Goal
Review the listing and copy each line that holds the word "Wednesday".

Exercise inputs
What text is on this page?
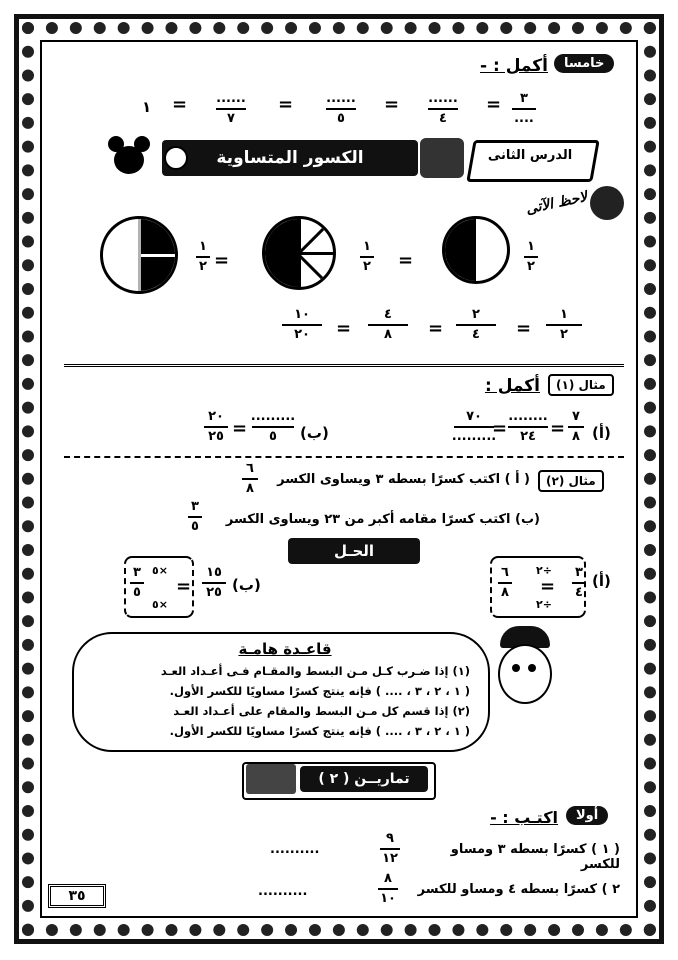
خامسا
أكمل : -
٣
....
=
......
٤
=
......
٥
=
......
٧
=
١
الدرس الثانى
الكسور المتساوية
لاحظ الآتى
١
٢
=
١
٢
١
٢ =
١
٢
=
٢
٤
=
٤
٨
=
١٠
٢٠
مثال (١)
أكمل :
(أ)
٧
٨
=
........
٢٤
=
٧٠
.........
(ب)
.........
٥
=
٢٠
٢٥
مثال (٢)
( أ ) اكتب كسرًا بسطه ٣ ويساوى الكسر
٦
٨
(ب) اكتب كسرًا مقامه أكبر من ٢٣ ويساوى الكسر
٣
٥
الحـل
(أ)
٣
٤
٢÷
=
٢÷
٦
٨
(ب)
١٥
٢٥
=
٥×
٥×
٣
٥
قاعـدة هامـة
(١) إذا ضـرب كـل مـن البسط والمقـام فـى أعـداد العـد
( ١ ، ٢ ، ٣ ، .... ) فإنه ينتج كسرًا مساويًا للكسر الأول.
(٢) إذا قسم كل مـن البسط والمقام على أعـداد العـد
( ١ ، ٢ ، ٣ ، .... ) فإنه ينتج كسرًا مساويًا للكسر الأول.
تماريــن ( ٢ )
أولا
اكتـب : -
( ١ ) كسرًا بسطه ٣ ومساو للكسر
٩
١٢
..........
٢ ) كسرًا بسطه ٤ ومساو للكسر
٨
١٠
..........
٣٥
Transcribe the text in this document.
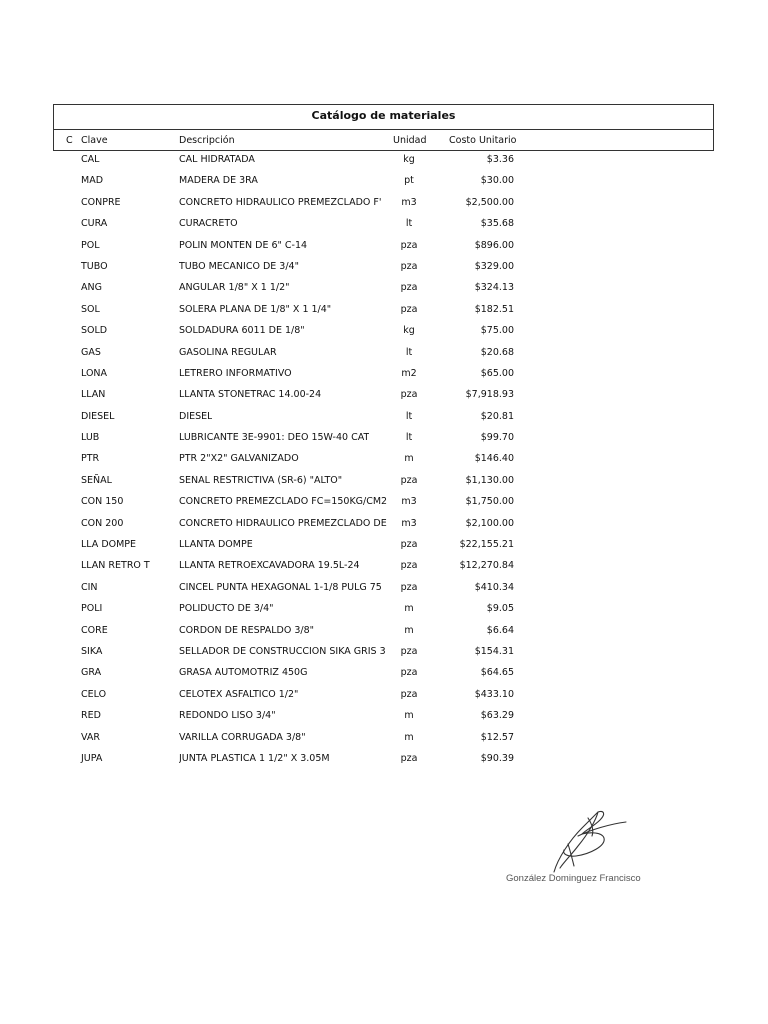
Catálogo de materiales
C Clave	Descripción	Unidad Costo Unitario
CAL	CAL HIDRATADA	kg	$3.36
MAD	MADERA DE 3RA	pt	$30.00
CONPRE	CONCRETO HIDRAULICO PREMEZCLADO F'	m3	$2,500.00
CURA	CURACRETO	lt	$35.68
POL	POLIN MONTEN DE 6" C-14	pza	$896.00
TUBO	TUBO MECANICO DE 3/4"	pza	$329.00
ANG	ANGULAR 1/8" X 1 1/2"	pza	$324.13
SOL	SOLERA PLANA DE 1/8" X 1 1/4"	pza	$182.51
SOLD	SOLDADURA 6011 DE 1/8"	kg	$75.00
GAS	GASOLINA REGULAR	lt	$20.68
LONA	LETRERO INFORMATIVO	m2	$65.00
LLAN	LLANTA STONETRAC 14.00-24	pza	$7,918.93
DIESEL	DIESEL	lt	$20.81
LUB	LUBRICANTE 3E-9901: DEO 15W-40 CAT	lt	$99.70
PTR	PTR 2"X2" GALVANIZADO	m	$146.40
SEÑAL	SEÑAL RESTRICTIVA (SR-6) "ALTO"	pza	$1,130.00
CON 150	CONCRETO PREMEZCLADO FC=150KG/CM2	m3	$1,750.00
CON 200	CONCRETO HIDRAULICO PREMEZCLADO DE	m3	$2,100.00
LLA DOMPE	LLANTA DOMPE	pza	$22,155.21
LLAN RETRO T	LLANTA RETROEXCAVADORA 19.5L-24	pza	$12,270.84
CIN	CINCEL PUNTA HEXAGONAL 1-1/8 PULG 75	pza	$410.34
POLI	POLIDUCTO DE 3/4"	m	$9.05
CORE	CORDON DE RESPALDO 3/8"	m	$6.64
SIKA	SELLADOR DE CONSTRUCCIÓN SIKA GRIS 3	pza	$154.31
GRA	GRASA AUTOMOTRIZ 450G	pza	$64.65
CELO	CELOTEX ASFALTICO 1/2"	pza	$433.10
RED	REDONDO LISO 3/4"	m	$63.29
VAR	VARILLA CORRUGADA 3/8"	m	$12.57
JUPA	JUNTA PLASTICA 1 1/2" X 3.05M	pza	$90.39
González Dominguez Francisco
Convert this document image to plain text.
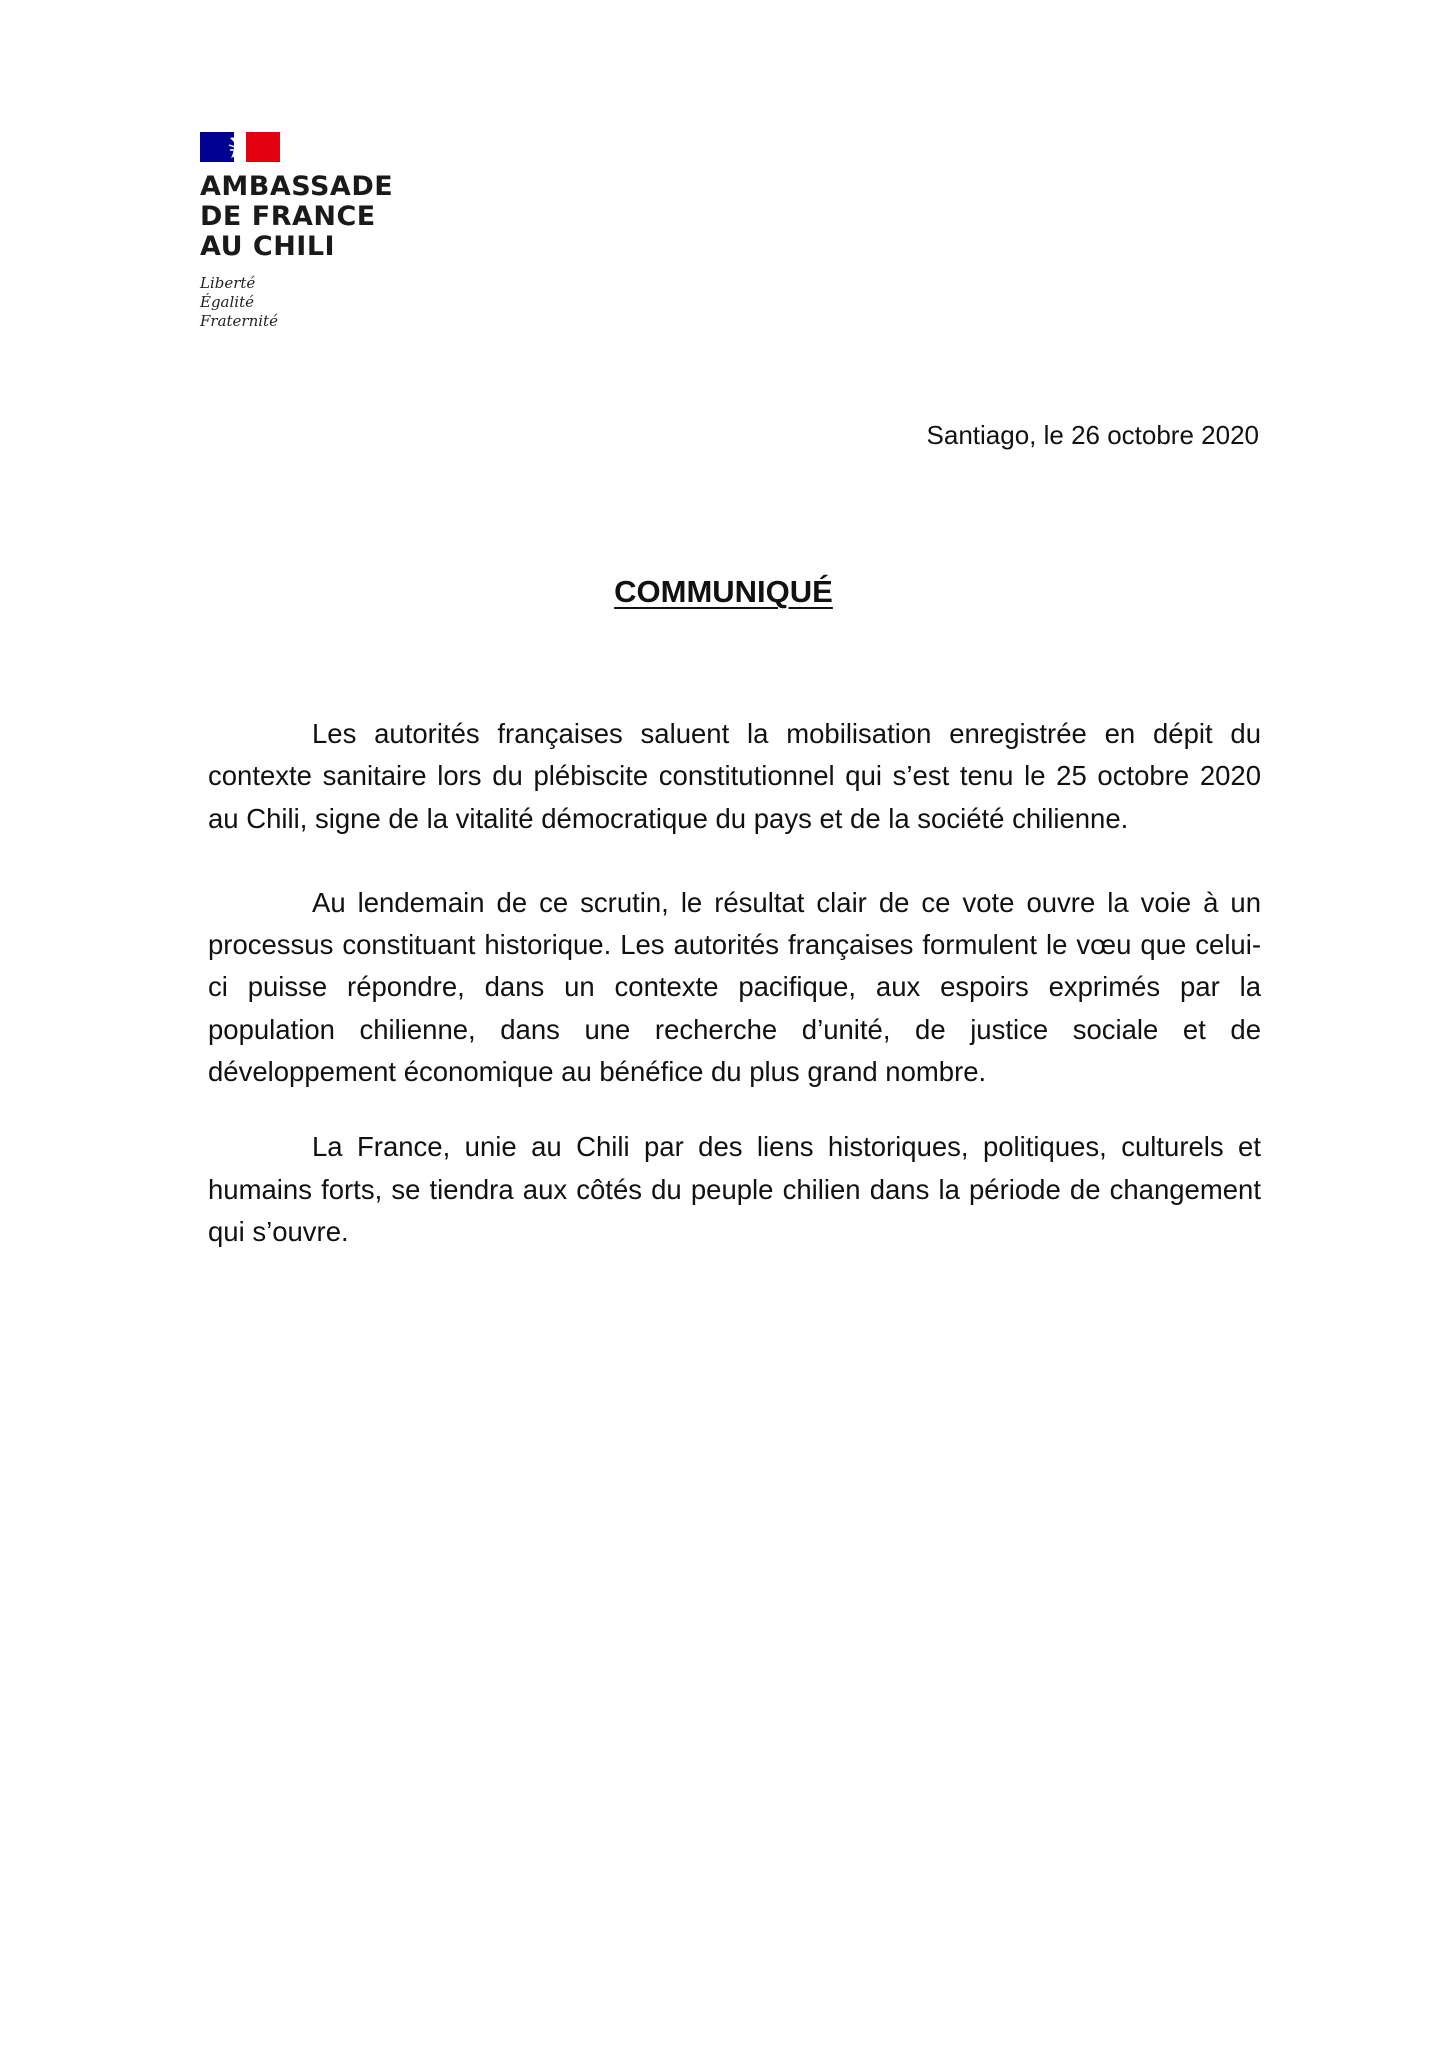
AMBASSADE
DE FRANCE
AU CHILI
Liberté
Égalité
Fraternité
Santiago, le 26 octobre 2020
COMMUNIQUÉ

Les autorités françaises saluent la mobilisation enregistrée en dépit du contexte sanitaire lors du plébiscite constitutionnel qui s’est tenu le 25 octobre 2020 au Chili, signe de la vitalité démocratique du pays et de la société chilienne.

Au lendemain de ce scrutin, le résultat clair de ce vote ouvre la voie à un processus constituant historique. Les autorités françaises formulent le vœu que celui-ci puisse répondre, dans un contexte pacifique, aux espoirs exprimés par la population chilienne, dans une recherche d’unité, de justice sociale et de développement économique au bénéfice du plus grand nombre.

La France, unie au Chili par des liens historiques, politiques, culturels et humains forts, se tiendra aux côtés du peuple chilien dans la période de changement qui s’ouvre.
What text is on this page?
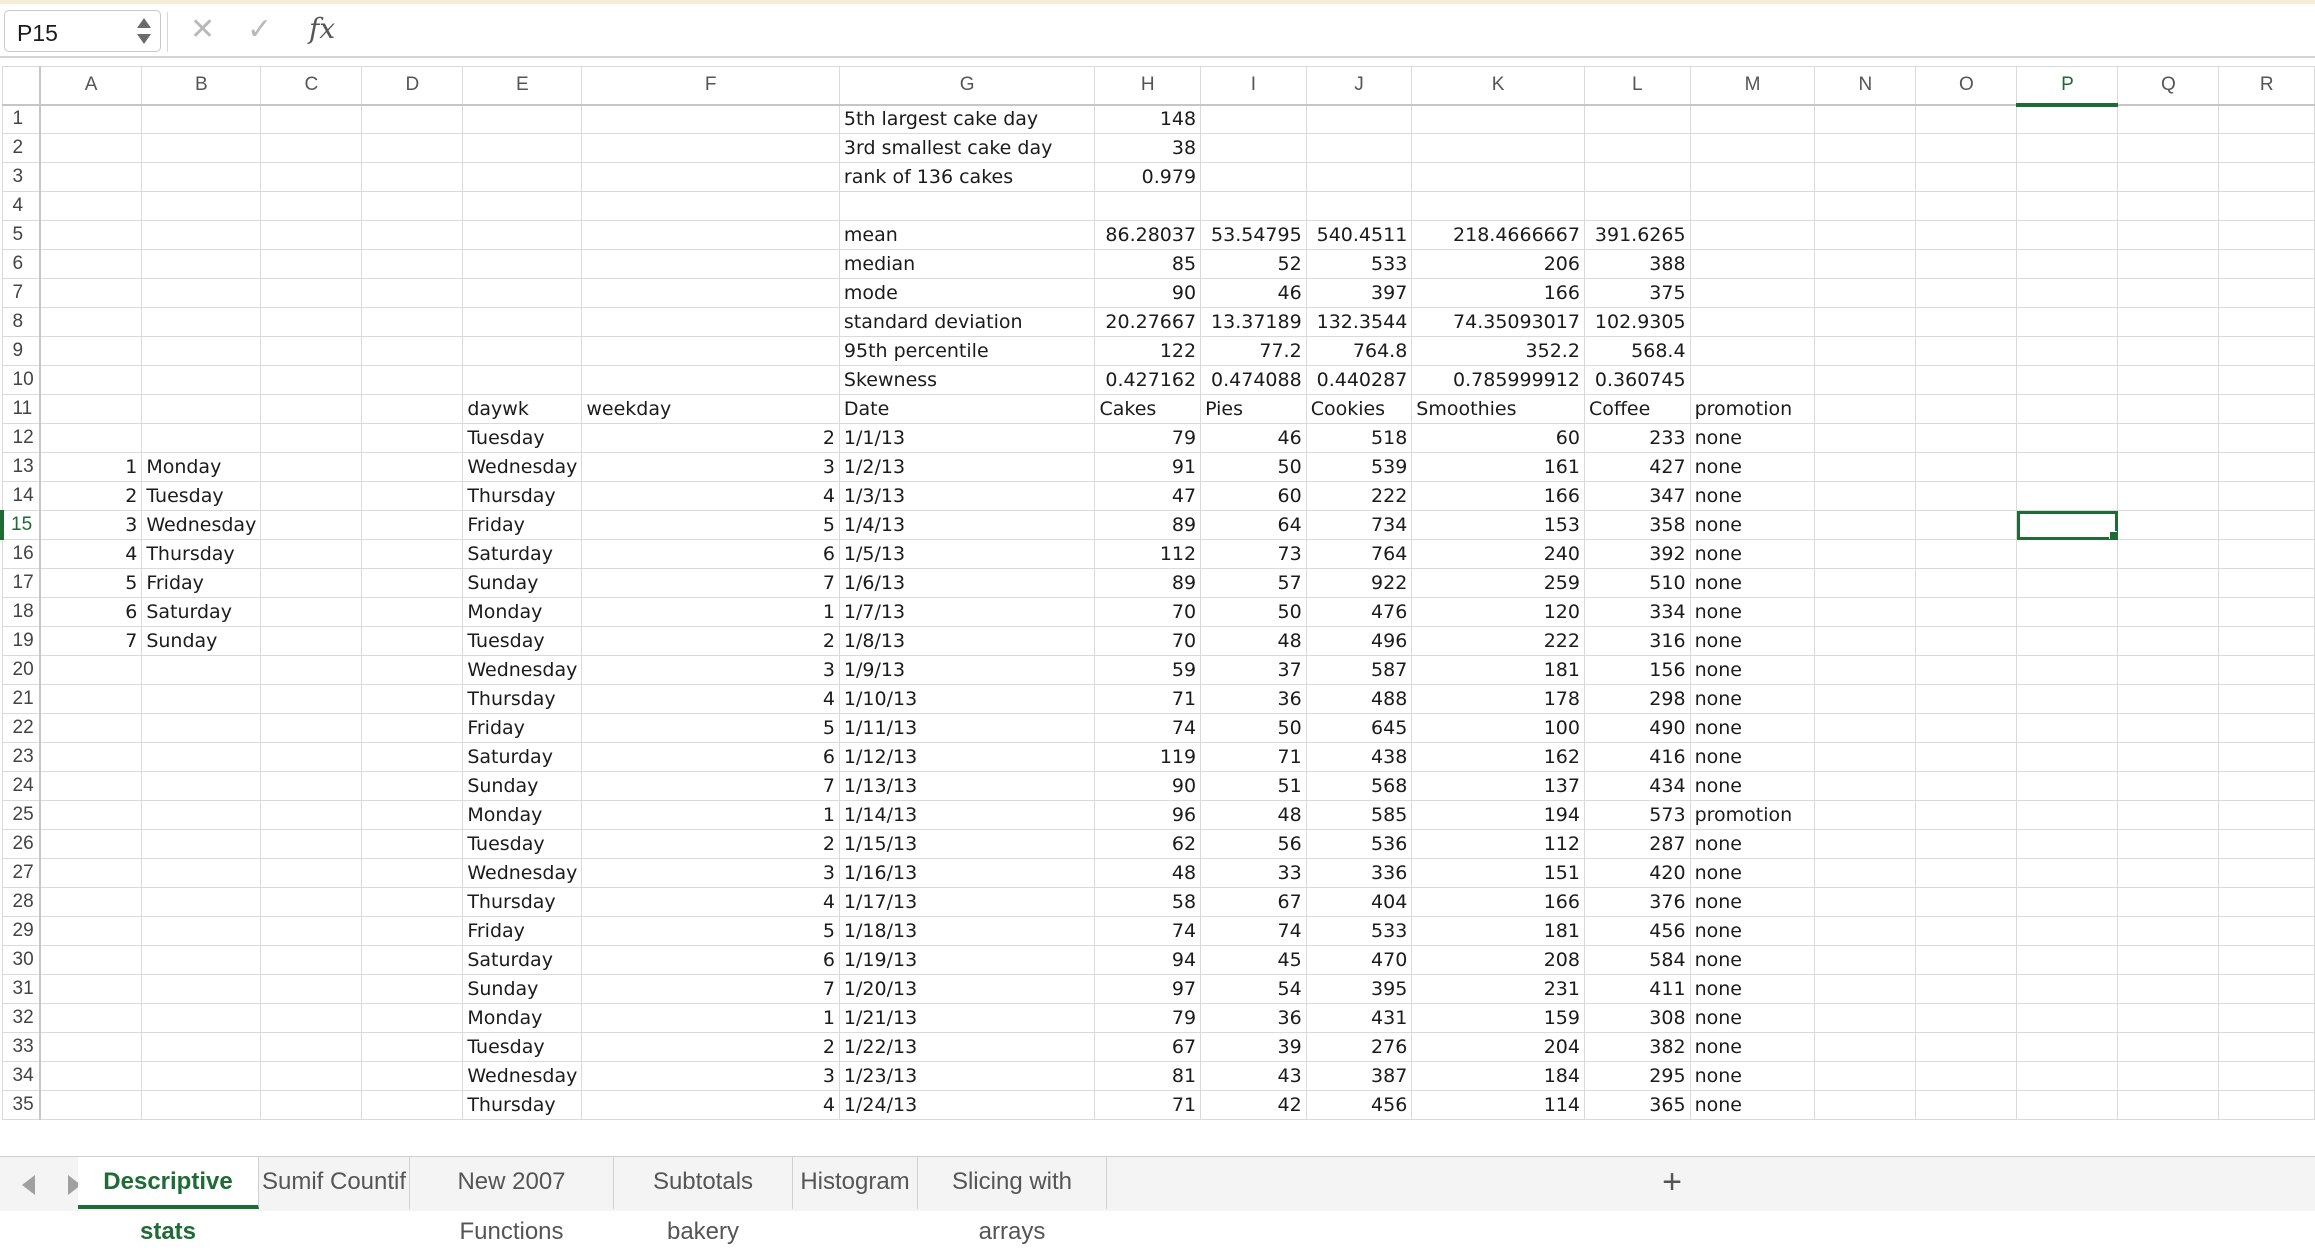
P15	✕ ✓ fx
	A	B	C	D	E	F	G	H	I	J	K	L	M	N	O	P	Q	R
1							5th largest cake day	148										
2							3rd smallest cake day	38										
3							rank of 136 cakes	0.979										
4																		
5							mean	86.28037	53.54795	540.4511	218.4666667	391.6265						
6							median	85	52	533	206	388						
7							mode	90	46	397	166	375						
8							standard deviation	20.27667	13.37189	132.3544	74.35093017	102.9305						
9							95th percentile	122	77.2	764.8	352.2	568.4						
10							Skewness	0.427162	0.474088	0.440287	0.785999912	0.360745						
11					daywk	weekday	Date	Cakes	Pies	Cookies	Smoothies	Coffee	promotion					
12					Tuesday	2	1/1/13	79	46	518	60	233	none					
13	1	Monday			Wednesday	3	1/2/13	91	50	539	161	427	none					
14	2	Tuesday			Thursday	4	1/3/13	47	60	222	166	347	none					
15	3	Wednesday			Friday	5	1/4/13	89	64	734	153	358	none			

16	4	Thursday			Saturday	6	1/5/13	112	73	764	240	392	none					
17	5	Friday			Sunday	7	1/6/13	89	57	922	259	510	none					
18	6	Saturday			Monday	1	1/7/13	70	50	476	120	334	none					
19	7	Sunday			Tuesday	2	1/8/13	70	48	496	222	316	none					
20					Wednesday	3	1/9/13	59	37	587	181	156	none					
21					Thursday	4	1/10/13	71	36	488	178	298	none					
22					Friday	5	1/11/13	74	50	645	100	490	none					
23					Saturday	6	1/12/13	119	71	438	162	416	none					
24					Sunday	7	1/13/13	90	51	568	137	434	none					
25					Monday	1	1/14/13	96	48	585	194	573	promotion					
26					Tuesday	2	1/15/13	62	56	536	112	287	none					
27					Wednesday	3	1/16/13	48	33	336	151	420	none					
28					Thursday	4	1/17/13	58	67	404	166	376	none					
29					Friday	5	1/18/13	74	74	533	181	456	none					
30					Saturday	6	1/19/13	94	45	470	208	584	none					
31					Sunday	7	1/20/13	97	54	395	231	411	none					
32					Monday	1	1/21/13	79	36	431	159	308	none					
33					Tuesday	2	1/22/13	67	39	276	204	382	none					
34					Wednesday	3	1/23/13	81	43	387	184	295	none					
35					Thursday	4	1/24/13	71	42	456	114	365	none					
Descriptive stats
Sumif Countif	New 2007 Functions
Subtotals bakery
Histogram	Slicing with arrays
+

Result of the exercise
13	1	Monday			Wednesday	3	1/2/13	91	50	539	161	427	none					
15	3	Wednesday			Friday	5	1/4/13	89	64	734	153	358	none			
20					Wednesday	3	1/9/13	59	37	587	181	156	none					
27					Wednesday	3	1/16/13	48	33	336	151	420	none					
34					Wednesday	3	1/23/13	81	43	387	184	295	none					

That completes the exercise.